- GOAL:
Exclude the pictures, then copy all remaining records exactly.

[Records excerpted from a collection]
┄┄┄┄┄┄

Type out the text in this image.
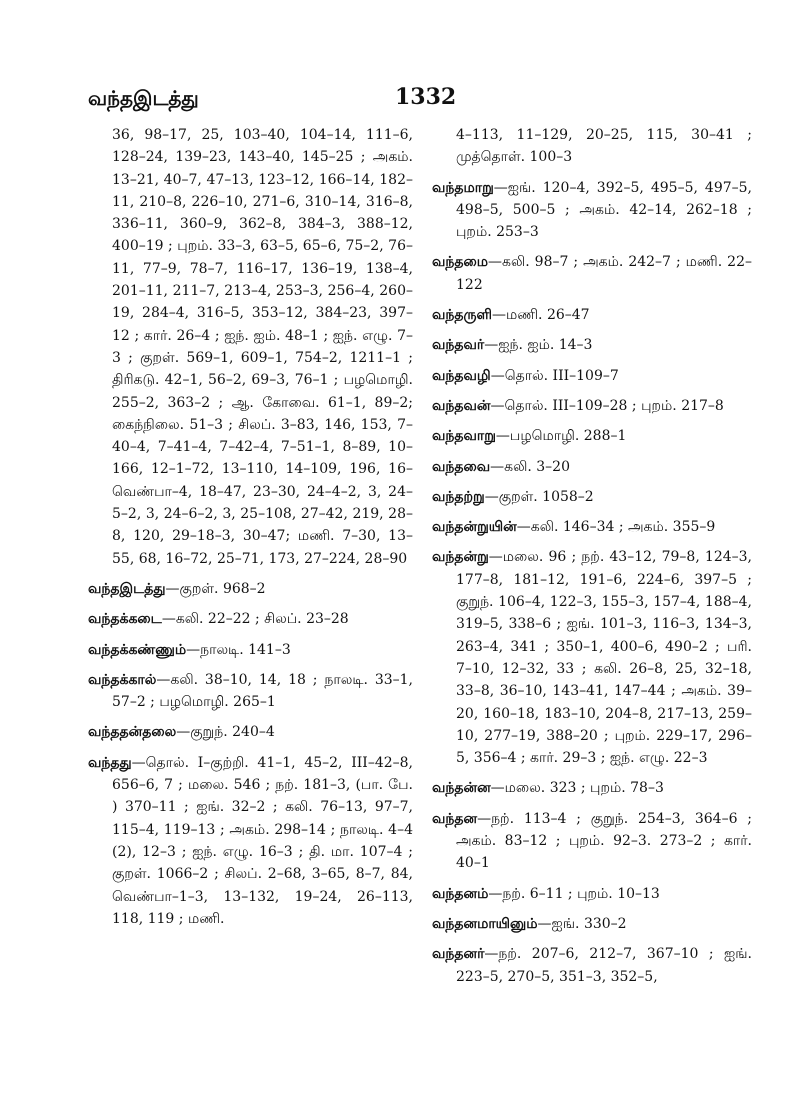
வந்தஇடத்து	1332
36, 98–17, 25, 103–40, 104–14, 111–6, 128–24, 139–23, 143–40, 145–25 ; அகம். 13–21, 40–7, 47–13, 123–12, 166–14, 182–11, 210–8, 226–10, 271–6, 310–14, 316–8, 336–11, 360–9, 362–8, 384–3, 388–12, 400–19 ; புறம். 33–3, 63–5, 65–6, 75–2, 76–11, 77–9, 78–7, 116–17, 136–19, 138–4, 201–11, 211–7, 213–4, 253–3, 256–4, 260–19, 284–4, 316–5, 353–12, 384–23, 397–12 ; கார். 26–4 ; ஐந். ஐம். 48–1 ; ஐந். எழு. 7–3 ; குறள். 569–1, 609–1, 754–2, 1211–1 ; திரிகடு. 42–1, 56–2, 69–3, 76–1 ; பழமொழி. 255–2, 363–2 ; ஆ. கோவை. 61–1, 89–2; கைந்நிலை. 51–3 ; சிலப். 3–83, 146, 153, 7–40–4, 7–41–4, 7–42–4, 7–51–1, 8–89, 10–166, 12–1–72, 13–110, 14–109, 196, 16–வெண்பா–4, 18–47, 23–30, 24–4–2, 3, 24–5–2, 3, 24–6–2, 3, 25–108, 27–42, 219, 28–8, 120, 29–18–3, 30–47; மணி. 7–30, 13–55, 68, 16–72, 25–71, 173, 27–224, 28–90
வந்தஇடத்து—குறள். 968–2
வந்தக்கடை—கலி. 22–22 ; சிலப். 23–28
வந்தக்கண்ணும்—நாலடி. 141–3
வந்தக்கால்—கலி. 38–10, 14, 18 ; நாலடி. 33–1, 57–2 ; பழமொழி. 265–1
வந்ததன்தலை—குறுந். 240–4
வந்தது—தொல். I–குற்றி. 41–1, 45–2, III–42–8, 656–6, 7 ; மலை. 546 ; நற். 181–3, (பா. பே. ) 370–11 ; ஐங். 32–2 ; கலி. 76–13, 97–7, 115–4, 119–13 ; அகம். 298–14 ; நாலடி. 4–4 (2), 12–3 ; ஐந். எழு. 16–3 ; தி. மா. 107–4 ; குறள். 1066–2 ; சிலப். 2–68, 3–65, 8–7, 84, வெண்பா–1–3, 13–132, 19–24, 26–113, 118, 119 ; மணி.
4–113, 11–129, 20–25, 115, 30–41 ; முத்தொள். 100–3
வந்தமாறு—ஐங். 120–4, 392–5, 495–5, 497–5, 498–5, 500–5 ; அகம். 42–14, 262–18 ; புறம். 253–3
வந்தமை—கலி. 98–7 ; அகம். 242–7 ; மணி. 22–122
வந்தருளி—மணி. 26–47
வந்தவர்—ஐந். ஐம். 14–3
வந்தவழி—தொல். III–109–7
வந்தவன்—தொல். III–109–28 ; புறம். 217–8
வந்தவாறு—பழமொழி. 288–1
வந்தவை—கலி. 3–20
வந்தற்று—குறள். 1058–2
வந்தன்றுயின்—கலி. 146–34 ; அகம். 355–9
வந்தன்று—மலை. 96 ; நற். 43–12, 79–8, 124–3, 177–8, 181–12, 191–6, 224–6, 397–5 ; குறுந். 106–4, 122–3, 155–3, 157–4, 188–4, 319–5, 338–6 ; ஐங். 101–3, 116–3, 134–3, 263–4, 341 ; 350–1, 400–6, 490–2 ; பரி. 7–10, 12–32, 33 ; கலி. 26–8, 25, 32–18, 33–8, 36–10, 143–41, 147–44 ; அகம். 39–20, 160–18, 183–10, 204–8, 217–13, 259–10, 277–19, 388–20 ; புறம். 229–17, 296–5, 356–4 ; கார். 29–3 ; ஐந். எழு. 22–3
வந்தன்ன—மலை. 323 ; புறம். 78–3
வந்தன—நற். 113–4 ; குறுந். 254–3, 364–6 ; அகம். 83–12 ; புறம். 92–3. 273–2 ; கார். 40–1
வந்தனம்—நற். 6–11 ; புறம். 10–13
வந்தனமாயினும்—ஐங். 330–2
வந்தனர்—நற். 207–6, 212–7, 367–10 ; ஐங். 223–5, 270–5, 351–3, 352–5,
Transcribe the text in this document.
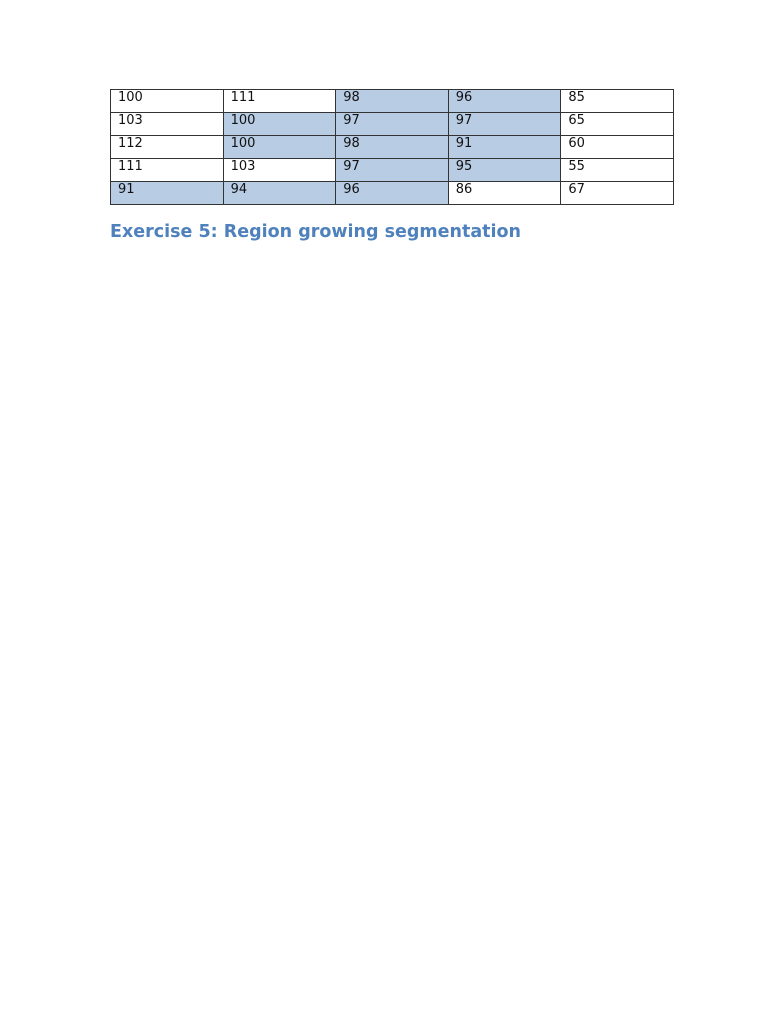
100	111	98	96	85
103	100	97	97	65
112	100	98	91	60
111	103	97	95	55
91	94	96	86	67
Exercise 5: Region growing segmentation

┄┄┄┄┄┄

- CORRECT RESPONSE:
Type out the text in this image.
வந்தஇடத்து	1332
36, 98–17, 25, 103–40, 104–14, 111–6, 128–24, 139–23, 143–40, 145–25 ; அகம். 13–21, 40–7, 47–13, 123–12, 166–14, 182–11, 210–8, 226–10, 271–6, 310–14, 316–8, 336–11, 360–9, 362–8, 384–3, 388–12, 400–19 ; புறம். 33–3, 63–5, 65–6, 75–2, 76–11, 77–9, 78–7, 116–17, 136–19, 138–4, 201–11, 211–7, 213–4, 253–3, 256–4, 260–19, 284–4, 316–5, 353–12, 384–23, 397–12 ; கார். 26–4 ; ஐந். ஐம். 48–1 ; ஐந். எழு. 7–3 ; குறள். 569–1, 609–1, 754–2, 1211–1 ; திரிகடு. 42–1, 56–2, 69–3, 76–1 ; பழமொழி. 255–2, 363–2 ; ஆ. கோவை. 61–1, 89–2; கைந்நிலை. 51–3 ; சிலப். 3–83, 146, 153, 7–40–4, 7–41–4, 7–42–4, 7–51–1, 8–89, 10–166, 12–1–72, 13–110, 14–109, 196, 16–வெண்பா–4, 18–47, 23–30, 24–4–2, 3, 24–5–2, 3, 24–6–2, 3, 25–108, 27–42, 219, 28–8, 120, 29–18–3, 30–47; மணி. 7–30, 13–55, 68, 16–72, 25–71, 173, 27–224, 28–90
வந்தஇடத்து—குறள். 968–2
வந்தக்கடை—கலி. 22–22 ; சிலப். 23–28
வந்தக்கண்ணும்—நாலடி. 141–3
வந்தக்கால்—கலி. 38–10, 14, 18 ; நாலடி. 33–1, 57–2 ; பழமொழி. 265–1
வந்ததன்தலை—குறுந். 240–4
வந்தது—தொல். I–குற்றி. 41–1, 45–2, III–42–8, 656–6, 7 ; மலை. 546 ; நற். 181–3, (பா. பே. ) 370–11 ; ஐங். 32–2 ; கலி. 76–13, 97–7, 115–4, 119–13 ; அகம். 298–14 ; நாலடி. 4–4 (2), 12–3 ; ஐந். எழு. 16–3 ; தி. மா. 107–4 ; குறள். 1066–2 ; சிலப். 2–68, 3–65, 8–7, 84, வெண்பா–1–3, 13–132, 19–24, 26–113, 118, 119 ; மணி.
4–113, 11–129, 20–25, 115, 30–41 ; முத்தொள். 100–3
வந்தமாறு—ஐங். 120–4, 392–5, 495–5, 497–5, 498–5, 500–5 ; அகம். 42–14, 262–18 ; புறம். 253–3
வந்தமை—கலி. 98–7 ; அகம். 242–7 ; மணி. 22–122
வந்தருளி—மணி. 26–47
வந்தவர்—ஐந். ஐம். 14–3
வந்தவழி—தொல். III–109–7
வந்தவன்—தொல். III–109–28 ; புறம். 217–8
வந்தவாறு—பழமொழி. 288–1
வந்தவை—கலி. 3–20
வந்தற்று—குறள். 1058–2
வந்தன்றுயின்—கலி. 146–34 ; அகம். 355–9
வந்தன்று—மலை. 96 ; நற். 43–12, 79–8, 124–3, 177–8, 181–12, 191–6, 224–6, 397–5 ; குறுந். 106–4, 122–3, 155–3, 157–4, 188–4, 319–5, 338–6 ; ஐங். 101–3, 116–3, 134–3, 263–4, 341 ; 350–1, 400–6, 490–2 ; பரி. 7–10, 12–32, 33 ; கலி. 26–8, 25, 32–18, 33–8, 36–10, 143–41, 147–44 ; அகம். 39–20, 160–18, 183–10, 204–8, 217–13, 259–10, 277–19, 388–20 ; புறம். 229–17, 296–5, 356–4 ; கார். 29–3 ; ஐந். எழு. 22–3
வந்தன்ன—மலை. 323 ; புறம். 78–3
வந்தன—நற். 113–4 ; குறுந். 254–3, 364–6 ; அகம். 83–12 ; புறம். 92–3. 273–2 ; கார். 40–1
வந்தனம்—நற். 6–11 ; புறம். 10–13
வந்தனமாயினும்—ஐங். 330–2
வந்தனர்—நற். 207–6, 212–7, 367–10 ; ஐங். 223–5, 270–5, 351–3, 352–5,
Transcribe the text in this document.
100	111	98	96	85
103	100	97	97	65
112	100	98	91	60
111	103	97	95	55
91	94	96	86	67
Exercise 5: Region growing segmentation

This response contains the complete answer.